Required work
Copy out all lines of the records in which the word "inactive" appears.

Dataset rows of page text
-------
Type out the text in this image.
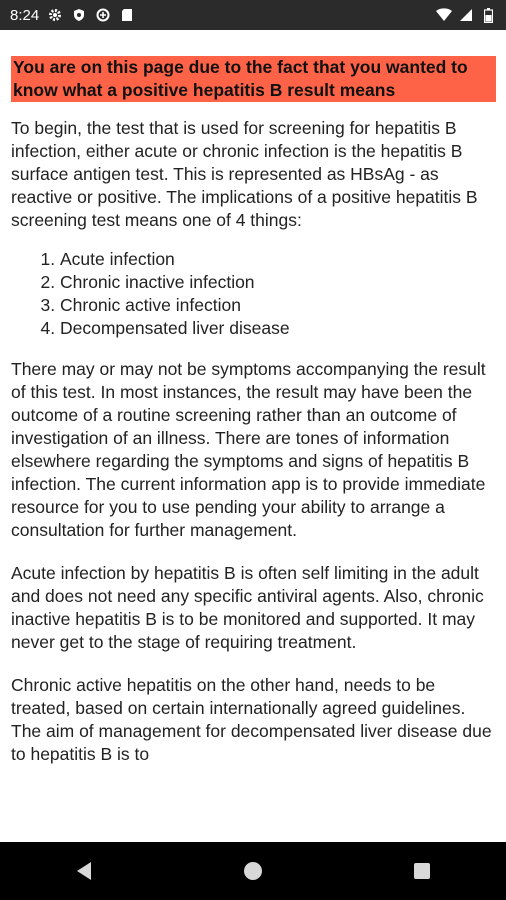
8:24
You are on this page due to the fact that you wanted to know what a positive hepatitis B result means

To begin, the test that is used for screening for hepatitis B infection, either acute or chronic infection is the hepatitis B surface antigen test. This is represented as HBsAg - as reactive or positive. The implications of a positive hepatitis B screening test means one of 4 things:

1. Acute infection
2. Chronic inactive infection
3. Chronic active infection
4. Decompensated liver disease

There may or may not be symptoms accompanying the result of this test. In most instances, the result may have been the outcome of a routine screening rather than an outcome of investigation of an illness. There are tones of information elsewhere regarding the symptoms and signs of hepatitis B infection. The current information app is to provide immediate resource for you to use pending your ability to arrange a consultation for further management.

Acute infection by hepatitis B is often self limiting in the adult and does not need any specific antiviral agents. Also, chronic inactive hepatitis B is to be monitored and supported. It may never get to the stage of requiring treatment.

Chronic active hepatitis on the other hand, needs to be treated, based on certain internationally agreed guidelines. The aim of management for decompensated liver disease due to hepatitis B is to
-------
Task output
2. Chronic inactive infection
Acute infection by hepatitis B is often self limiting in the adult and does not need any specific antiviral agents. Also, chronic inactive hepatitis B is to be monitored and supported. It may never get to the stage of requiring treatment.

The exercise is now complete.